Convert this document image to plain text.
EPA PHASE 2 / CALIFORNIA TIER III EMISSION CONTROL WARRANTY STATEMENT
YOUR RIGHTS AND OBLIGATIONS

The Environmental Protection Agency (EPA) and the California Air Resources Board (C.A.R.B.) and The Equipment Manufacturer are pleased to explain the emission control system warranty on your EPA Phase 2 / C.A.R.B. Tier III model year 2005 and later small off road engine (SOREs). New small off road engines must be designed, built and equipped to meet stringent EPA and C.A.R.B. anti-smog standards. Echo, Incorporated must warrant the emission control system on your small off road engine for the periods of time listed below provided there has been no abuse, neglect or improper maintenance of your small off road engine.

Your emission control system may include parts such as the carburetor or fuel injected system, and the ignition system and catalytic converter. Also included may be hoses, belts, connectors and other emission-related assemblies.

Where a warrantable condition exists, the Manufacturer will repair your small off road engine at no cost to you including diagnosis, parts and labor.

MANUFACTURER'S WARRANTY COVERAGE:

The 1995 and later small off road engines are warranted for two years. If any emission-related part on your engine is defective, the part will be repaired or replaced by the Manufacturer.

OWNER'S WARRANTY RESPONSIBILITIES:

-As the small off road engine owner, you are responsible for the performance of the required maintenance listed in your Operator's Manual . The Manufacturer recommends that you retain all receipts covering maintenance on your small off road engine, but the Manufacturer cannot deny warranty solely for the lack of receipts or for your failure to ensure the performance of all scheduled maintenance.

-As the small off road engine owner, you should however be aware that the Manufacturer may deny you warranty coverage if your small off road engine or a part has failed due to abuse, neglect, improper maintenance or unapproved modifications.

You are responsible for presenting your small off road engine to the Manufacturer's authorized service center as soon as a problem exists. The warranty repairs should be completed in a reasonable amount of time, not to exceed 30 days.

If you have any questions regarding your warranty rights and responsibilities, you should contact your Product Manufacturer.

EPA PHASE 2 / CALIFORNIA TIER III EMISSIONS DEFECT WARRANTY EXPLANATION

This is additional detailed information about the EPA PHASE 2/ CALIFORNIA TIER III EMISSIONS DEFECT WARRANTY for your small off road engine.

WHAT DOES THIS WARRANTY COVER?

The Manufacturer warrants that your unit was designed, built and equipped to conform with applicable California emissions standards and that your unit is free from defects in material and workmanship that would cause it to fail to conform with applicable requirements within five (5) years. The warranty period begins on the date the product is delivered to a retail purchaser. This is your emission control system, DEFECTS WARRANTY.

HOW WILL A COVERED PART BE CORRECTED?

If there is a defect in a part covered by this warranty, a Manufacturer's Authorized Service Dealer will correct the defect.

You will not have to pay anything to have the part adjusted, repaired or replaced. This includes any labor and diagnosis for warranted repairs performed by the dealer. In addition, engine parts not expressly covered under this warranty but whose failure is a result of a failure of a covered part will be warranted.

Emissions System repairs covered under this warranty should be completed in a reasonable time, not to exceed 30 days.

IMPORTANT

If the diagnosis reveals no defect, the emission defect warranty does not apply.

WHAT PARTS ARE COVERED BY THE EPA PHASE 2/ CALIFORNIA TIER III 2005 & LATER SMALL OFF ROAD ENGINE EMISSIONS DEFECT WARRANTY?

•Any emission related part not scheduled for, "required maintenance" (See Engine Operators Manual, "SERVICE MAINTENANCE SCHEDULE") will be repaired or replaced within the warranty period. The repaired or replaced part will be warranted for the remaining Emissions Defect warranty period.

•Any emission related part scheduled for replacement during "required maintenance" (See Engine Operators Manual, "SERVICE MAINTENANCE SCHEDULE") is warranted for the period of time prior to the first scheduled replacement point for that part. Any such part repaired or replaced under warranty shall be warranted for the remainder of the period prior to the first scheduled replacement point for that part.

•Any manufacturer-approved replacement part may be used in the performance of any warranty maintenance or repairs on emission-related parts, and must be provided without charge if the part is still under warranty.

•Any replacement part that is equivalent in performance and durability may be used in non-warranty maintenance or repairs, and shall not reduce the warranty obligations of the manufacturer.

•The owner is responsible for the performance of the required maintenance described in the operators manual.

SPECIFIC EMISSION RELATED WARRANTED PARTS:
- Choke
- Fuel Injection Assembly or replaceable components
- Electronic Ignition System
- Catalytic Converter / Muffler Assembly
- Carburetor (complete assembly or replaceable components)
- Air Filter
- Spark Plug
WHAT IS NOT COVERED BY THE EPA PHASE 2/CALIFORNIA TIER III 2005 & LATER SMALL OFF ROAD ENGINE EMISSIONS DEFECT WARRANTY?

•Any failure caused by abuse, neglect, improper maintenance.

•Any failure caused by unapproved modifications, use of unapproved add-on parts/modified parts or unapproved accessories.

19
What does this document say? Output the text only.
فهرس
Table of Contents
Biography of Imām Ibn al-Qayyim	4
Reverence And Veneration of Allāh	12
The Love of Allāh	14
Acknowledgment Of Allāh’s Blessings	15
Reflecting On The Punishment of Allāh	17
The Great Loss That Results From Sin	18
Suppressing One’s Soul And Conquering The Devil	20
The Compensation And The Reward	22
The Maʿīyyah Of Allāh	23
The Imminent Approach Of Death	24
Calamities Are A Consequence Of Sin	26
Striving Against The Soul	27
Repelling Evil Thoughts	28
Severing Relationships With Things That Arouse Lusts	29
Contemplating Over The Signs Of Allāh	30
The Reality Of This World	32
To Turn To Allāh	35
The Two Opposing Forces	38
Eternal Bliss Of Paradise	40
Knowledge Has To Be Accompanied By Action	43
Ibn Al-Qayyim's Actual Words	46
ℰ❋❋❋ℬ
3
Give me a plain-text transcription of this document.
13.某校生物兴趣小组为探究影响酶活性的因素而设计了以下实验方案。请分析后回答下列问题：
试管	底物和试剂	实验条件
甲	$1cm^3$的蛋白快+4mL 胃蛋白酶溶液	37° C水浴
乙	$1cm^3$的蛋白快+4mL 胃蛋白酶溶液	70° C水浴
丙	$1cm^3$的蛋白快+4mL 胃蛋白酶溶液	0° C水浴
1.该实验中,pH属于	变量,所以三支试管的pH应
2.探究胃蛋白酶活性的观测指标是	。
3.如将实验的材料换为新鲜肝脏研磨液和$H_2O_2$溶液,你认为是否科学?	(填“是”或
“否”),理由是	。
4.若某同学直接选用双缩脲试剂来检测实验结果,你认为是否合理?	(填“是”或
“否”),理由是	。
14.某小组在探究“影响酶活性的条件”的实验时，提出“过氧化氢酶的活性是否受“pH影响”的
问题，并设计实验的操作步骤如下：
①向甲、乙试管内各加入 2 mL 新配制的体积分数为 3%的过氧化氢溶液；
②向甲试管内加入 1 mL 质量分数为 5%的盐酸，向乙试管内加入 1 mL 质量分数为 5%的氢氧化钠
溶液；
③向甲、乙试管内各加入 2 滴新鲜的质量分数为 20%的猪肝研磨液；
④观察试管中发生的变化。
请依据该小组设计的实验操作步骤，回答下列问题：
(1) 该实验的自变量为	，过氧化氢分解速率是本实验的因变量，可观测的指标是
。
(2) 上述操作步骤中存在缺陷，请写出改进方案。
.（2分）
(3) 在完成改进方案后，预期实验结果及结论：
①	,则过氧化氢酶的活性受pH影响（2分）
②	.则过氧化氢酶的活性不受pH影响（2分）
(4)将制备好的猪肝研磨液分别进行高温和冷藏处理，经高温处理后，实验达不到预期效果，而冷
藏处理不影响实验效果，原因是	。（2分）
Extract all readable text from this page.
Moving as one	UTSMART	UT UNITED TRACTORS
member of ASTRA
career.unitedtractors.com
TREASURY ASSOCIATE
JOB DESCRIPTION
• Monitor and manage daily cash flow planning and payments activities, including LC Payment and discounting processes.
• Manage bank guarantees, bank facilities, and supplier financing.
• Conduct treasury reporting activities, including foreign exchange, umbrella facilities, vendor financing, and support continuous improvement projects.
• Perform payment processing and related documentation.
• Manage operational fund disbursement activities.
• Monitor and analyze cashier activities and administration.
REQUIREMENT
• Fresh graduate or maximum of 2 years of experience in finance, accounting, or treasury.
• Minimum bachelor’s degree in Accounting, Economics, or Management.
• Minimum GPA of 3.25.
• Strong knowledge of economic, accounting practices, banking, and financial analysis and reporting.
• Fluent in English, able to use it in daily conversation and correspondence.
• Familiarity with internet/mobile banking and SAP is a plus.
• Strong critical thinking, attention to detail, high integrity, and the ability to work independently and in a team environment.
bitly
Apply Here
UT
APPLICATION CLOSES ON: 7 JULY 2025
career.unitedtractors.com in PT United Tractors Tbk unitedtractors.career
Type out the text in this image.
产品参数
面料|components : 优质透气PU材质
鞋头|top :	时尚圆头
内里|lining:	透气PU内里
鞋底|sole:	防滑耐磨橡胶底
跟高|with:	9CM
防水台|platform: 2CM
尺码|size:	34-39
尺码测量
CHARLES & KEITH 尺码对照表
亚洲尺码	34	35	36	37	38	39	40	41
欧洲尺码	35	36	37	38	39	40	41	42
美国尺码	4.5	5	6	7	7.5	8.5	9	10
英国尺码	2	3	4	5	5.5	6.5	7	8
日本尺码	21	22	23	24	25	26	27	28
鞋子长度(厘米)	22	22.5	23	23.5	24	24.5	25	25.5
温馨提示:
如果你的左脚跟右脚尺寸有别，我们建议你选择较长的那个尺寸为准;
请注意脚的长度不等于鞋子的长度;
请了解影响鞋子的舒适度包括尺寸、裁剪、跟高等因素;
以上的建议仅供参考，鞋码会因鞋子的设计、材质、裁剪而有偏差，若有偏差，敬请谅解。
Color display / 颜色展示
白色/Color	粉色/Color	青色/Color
——————
Set problem: Reproduce, exactly and with nothing added, the lines from the one that includes "Type out the text in this image." through the last line of the material.

Solved exercise:
Type out the text in this image.
产品参数
面料|components : 优质透气PU材质
鞋头|top :	时尚圆头
内里|lining:	透气PU内里
鞋底|sole:	防滑耐磨橡胶底
跟高|with:	9CM
防水台|platform: 2CM
尺码|size:	34-39
尺码测量
CHARLES & KEITH 尺码对照表
亚洲尺码	34	35	36	37	38	39	40	41
欧洲尺码	35	36	37	38	39	40	41	42
美国尺码	4.5	5	6	7	7.5	8.5	9	10
英国尺码	2	3	4	5	5.5	6.5	7	8
日本尺码	21	22	23	24	25	26	27	28
鞋子长度(厘米)	22	22.5	23	23.5	24	24.5	25	25.5
温馨提示:
如果你的左脚跟右脚尺寸有别，我们建议你选择较长的那个尺寸为准;
请注意脚的长度不等于鞋子的长度;
请了解影响鞋子的舒适度包括尺寸、裁剪、跟高等因素;
以上的建议仅供参考，鞋码会因鞋子的设计、材质、裁剪而有偏差，若有偏差，敬请谅解。
Color display / 颜色展示
白色/Color	粉色/Color	青色/Color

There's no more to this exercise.